→ Written exercise
Pictures stay out of the copy; set down each line of the listing below exactly.

→ Material
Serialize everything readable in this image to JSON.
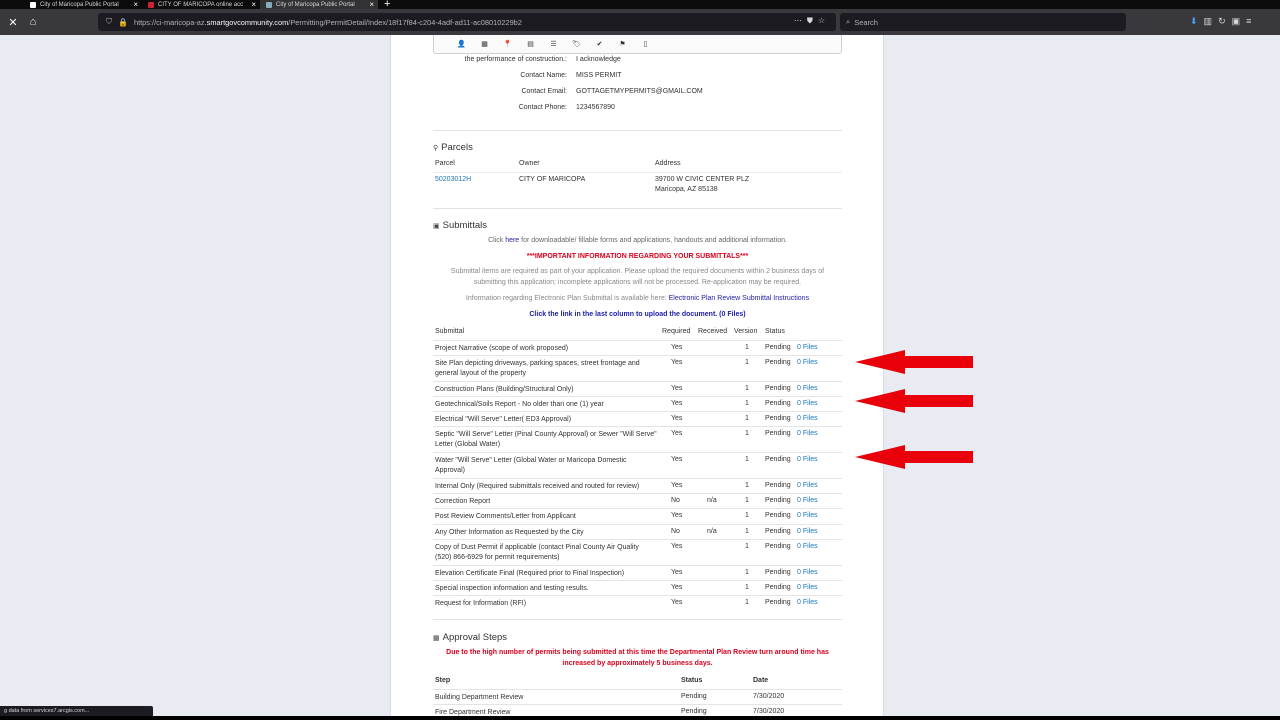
{
  "browser": {
    "tabs": [
      {
        "title": "City of Maricopa Public Portal"
      },
      {
        "title": "CITY OF MARICOPA online acc"
      },
      {
        "title": "City of Maricopa Public Portal"
      }
    ],
    "url_prefix": "https://ci-maricopa-az.",
    "url_domain": "smartgovcommunity.com",
    "url_path": "/Permitting/PermitDetail/Index/18f17f84-c204-4adf-ad11-ac08010229b2",
    "search_placeholder": "Search",
    "status_text": "g data from services7.arcgis.com..."
  },
  "contact": {
    "ack_label": "the performance of construction.:",
    "ack_value": "I acknowledge",
    "name_label": "Contact Name:",
    "name_value": "MISS PERMIT",
    "email_label": "Contact Email:",
    "email_value": "GOTTAGETMYPERMITS@GMAIL.COM",
    "phone_label": "Contact Phone:",
    "phone_value": "1234567890"
  },
  "parcels": {
    "title": "Parcels",
    "headers": {
      "parcel": "Parcel",
      "owner": "Owner",
      "address": "Address"
    },
    "row": {
      "parcel": "50203012H",
      "owner": "CITY OF MARICOPA",
      "address_line1": "39700 W CIVIC CENTER PLZ",
      "address_line2": "Maricopa,  AZ 85138"
    }
  },
  "submittals": {
    "title": "Submittals",
    "click_prefix": "Click ",
    "click_here": "here",
    "click_suffix": " for downloadable/ fillable forms and applications, handouts and additional information.",
    "important": "***IMPORTANT INFORMATION REGARDING YOUR SUBMITTALS***",
    "notice_line1": "Submittal items are required as part of your application. Please upload the required documents within 2 business days of",
    "notice_line2": "submitting this application; incomplete applications will not be processed. Re-application may be required.",
    "eplan_prefix": "Information regarding Electronic Plan Submittal is available here: ",
    "eplan_link": "Electronic Plan Review Submittal Instructions",
    "upload_instruction": "Click the link in the last column to upload the document. (0 Files)",
    "headers": {
      "submittal": "Submittal",
      "required": "Required",
      "received": "Received",
      "version": "Version",
      "status": "Status"
    },
    "rows": [
      {
        "name": "Project Narrative (scope of work proposed)",
        "required": "Yes",
        "received": "",
        "version": "1",
        "status": "Pending",
        "files": "0 Files"
      },
      {
        "name": "Site Plan depicting driveways, parking spaces, street frontage and general layout of the property",
        "required": "Yes",
        "received": "",
        "version": "1",
        "status": "Pending",
        "files": "0 Files"
      },
      {
        "name": "Construction Plans (Building/Structural Only)",
        "required": "Yes",
        "received": "",
        "version": "1",
        "status": "Pending",
        "files": "0 Files"
      },
      {
        "name": "Geotechnical/Soils Report - No older than one (1) year",
        "required": "Yes",
        "received": "",
        "version": "1",
        "status": "Pending",
        "files": "0 Files"
      },
      {
        "name": "Electrical \"Will Serve\" Letter( ED3 Approval)",
        "required": "Yes",
        "received": "",
        "version": "1",
        "status": "Pending",
        "files": "0 Files"
      },
      {
        "name": "Septic \"Will Serve\" Letter (Pinal County Approval) or Sewer \"Will Serve\" Letter (Global Water)",
        "required": "Yes",
        "received": "",
        "version": "1",
        "status": "Pending",
        "files": "0 Files"
      },
      {
        "name": "Water \"Will Serve\" Letter (Global Water or Maricopa Domestic Approval)",
        "required": "Yes",
        "received": "",
        "version": "1",
        "status": "Pending",
        "files": "0 Files"
      },
      {
        "name": "Internal Only (Required submittals received and routed for review)",
        "required": "Yes",
        "received": "",
        "version": "1",
        "status": "Pending",
        "files": "0 Files"
      },
      {
        "name": "Correction Report",
        "required": "No",
        "received": "n/a",
        "version": "1",
        "status": "Pending",
        "files": "0 Files"
      },
      {
        "name": "Post Review Comments/Letter from Applicant",
        "required": "Yes",
        "received": "",
        "version": "1",
        "status": "Pending",
        "files": "0 Files"
      },
      {
        "name": "Any Other Information as Requested by the City",
        "required": "No",
        "received": "n/a",
        "version": "1",
        "status": "Pending",
        "files": "0 Files"
      },
      {
        "name": "Copy of Dust Permit if applicable (contact Pinal County Air Quality (520) 866-6929 for permit requirements)",
        "required": "Yes",
        "received": "",
        "version": "1",
        "status": "Pending",
        "files": "0 Files"
      },
      {
        "name": "Elevation Certificate Final (Required prior to Final Inspection)",
        "required": "Yes",
        "received": "",
        "version": "1",
        "status": "Pending",
        "files": "0 Files"
      },
      {
        "name": "Special inspection information and testing results.",
        "required": "Yes",
        "received": "",
        "version": "1",
        "status": "Pending",
        "files": "0 Files"
      },
      {
        "name": "Request for Information (RFI)",
        "required": "Yes",
        "received": "",
        "version": "1",
        "status": "Pending",
        "files": "0 Files"
      }
    ]
  },
  "approval": {
    "title": "Approval Steps",
    "notice_line1": "Due to the high number of permits being submitted at this time the Departmental Plan Review turn around time has",
    "notice_line2": "increased by approximately 5 business days.",
    "headers": {
      "step": "Step",
      "status": "Status",
      "date": "Date"
    },
    "rows": [
      {
        "step": "Building Department Review",
        "status": "Pending",
        "date": "7/30/2020"
      },
      {
        "step": "Fire Department Review",
        "status": "Pending",
        "date": "7/30/2020"
      }
    ]
  },
  "colors": {
    "arrow": "#e8000b",
    "link": "#1b75bc",
    "alert": "#d9001b"
  }
}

→ Output for this task
Serialize everything readable in this image to JSON.
{
  "browser": {
    "tabs": [
      {
        "title": "City of Maricopa Public Portal"
      },
      {
        "title": "CITY OF MARICOPA online acc"
      },
      {
        "title": "City of Maricopa Public Portal"
      }
    ],
    "url_prefix": "https://ci-maricopa-az.",
    "url_domain": "smartgovcommunity.com",
    "url_path": "/Permitting/PermitDetail/Index/18f17f84-c204-4adf-ad11-ac08010229b2",
    "search_placeholder": "Search",
    "status_text": "g data from services7.arcgis.com..."
  },
  "contact": {
    "ack_label": "the performance of construction.:",
    "ack_value": "I acknowledge",
    "name_label": "Contact Name:",
    "name_value": "MISS PERMIT",
    "email_label": "Contact Email:",
    "email_value": "GOTTAGETMYPERMITS@GMAIL.COM",
    "phone_label": "Contact Phone:",
    "phone_value": "1234567890"
  },
  "parcels": {
    "title": "Parcels",
    "headers": {
      "parcel": "Parcel",
      "owner": "Owner",
      "address": "Address"
    },
    "row": {
      "parcel": "50203012H",
      "owner": "CITY OF MARICOPA",
      "address_line1": "39700 W CIVIC CENTER PLZ",
      "address_line2": "Maricopa,  AZ 85138"
    }
  },
  "submittals": {
    "title": "Submittals",
    "click_prefix": "Click ",
    "click_here": "here",
    "click_suffix": " for downloadable/ fillable forms and applications, handouts and additional information.",
    "important": "***IMPORTANT INFORMATION REGARDING YOUR SUBMITTALS***",
    "notice_line1": "Submittal items are required as part of your application. Please upload the required documents within 2 business days of",
    "notice_line2": "submitting this application; incomplete applications will not be processed. Re-application may be required.",
    "eplan_prefix": "Information regarding Electronic Plan Submittal is available here: ",
    "eplan_link": "Electronic Plan Review Submittal Instructions",
    "upload_instruction": "Click the link in the last column to upload the document. (0 Files)",
    "headers": {
      "submittal": "Submittal",
      "required": "Required",
      "received": "Received",
      "version": "Version",
      "status": "Status"
    },
    "rows": [
      {
        "name": "Project Narrative (scope of work proposed)",
        "required": "Yes",
        "received": "",
        "version": "1",
        "status": "Pending",
        "files": "0 Files"
      },
      {
        "name": "Site Plan depicting driveways, parking spaces, street frontage and general layout of the property",
        "required": "Yes",
        "received": "",
        "version": "1",
        "status": "Pending",
        "files": "0 Files"
      },
      {
        "name": "Construction Plans (Building/Structural Only)",
        "required": "Yes",
        "received": "",
        "version": "1",
        "status": "Pending",
        "files": "0 Files"
      },
      {
        "name": "Geotechnical/Soils Report - No older than one (1) year",
        "required": "Yes",
        "received": "",
        "version": "1",
        "status": "Pending",
        "files": "0 Files"
      },
      {
        "name": "Electrical \"Will Serve\" Letter( ED3 Approval)",
        "required": "Yes",
        "received": "",
        "version": "1",
        "status": "Pending",
        "files": "0 Files"
      },
      {
        "name": "Septic \"Will Serve\" Letter (Pinal County Approval) or Sewer \"Will Serve\" Letter (Global Water)",
        "required": "Yes",
        "received": "",
        "version": "1",
        "status": "Pending",
        "files": "0 Files"
      },
      {
        "name": "Water \"Will Serve\" Letter (Global Water or Maricopa Domestic Approval)",
        "required": "Yes",
        "received": "",
        "version": "1",
        "status": "Pending",
        "files": "0 Files"
      },
      {
        "name": "Internal Only (Required submittals received and routed for review)",
        "required": "Yes",
        "received": "",
        "version": "1",
        "status": "Pending",
        "files": "0 Files"
      },
      {
        "name": "Correction Report",
        "required": "No",
        "received": "n/a",
        "version": "1",
        "status": "Pending",
        "files": "0 Files"
      },
      {
        "name": "Post Review Comments/Letter from Applicant",
        "required": "Yes",
        "received": "",
        "version": "1",
        "status": "Pending",
        "files": "0 Files"
      },
      {
        "name": "Any Other Information as Requested by the City",
        "required": "No",
        "received": "n/a",
        "version": "1",
        "status": "Pending",
        "files": "0 Files"
      },
      {
        "name": "Copy of Dust Permit if applicable (contact Pinal County Air Quality (520) 866-6929 for permit requirements)",
        "required": "Yes",
        "received": "",
        "version": "1",
        "status": "Pending",
        "files": "0 Files"
      },
      {
        "name": "Elevation Certificate Final (Required prior to Final Inspection)",
        "required": "Yes",
        "received": "",
        "version": "1",
        "status": "Pending",
        "files": "0 Files"
      },
      {
        "name": "Special inspection information and testing results.",
        "required": "Yes",
        "received": "",
        "version": "1",
        "status": "Pending",
        "files": "0 Files"
      },
      {
        "name": "Request for Information (RFI)",
        "required": "Yes",
        "received": "",
        "version": "1",
        "status": "Pending",
        "files": "0 Files"
      }
    ]
  },
  "approval": {
    "title": "Approval Steps",
    "notice_line1": "Due to the high number of permits being submitted at this time the Departmental Plan Review turn around time has",
    "notice_line2": "increased by approximately 5 business days.",
    "headers": {
      "step": "Step",
      "status": "Status",
      "date": "Date"
    },
    "rows": [
      {
        "step": "Building Department Review",
        "status": "Pending",
        "date": "7/30/2020"
      },
      {
        "step": "Fire Department Review",
        "status": "Pending",
        "date": "7/30/2020"
      }
    ]
  },
  "colors": {
    "arrow": "#e8000b",
    "link": "#1b75bc",
    "alert": "#d9001b"
  }
}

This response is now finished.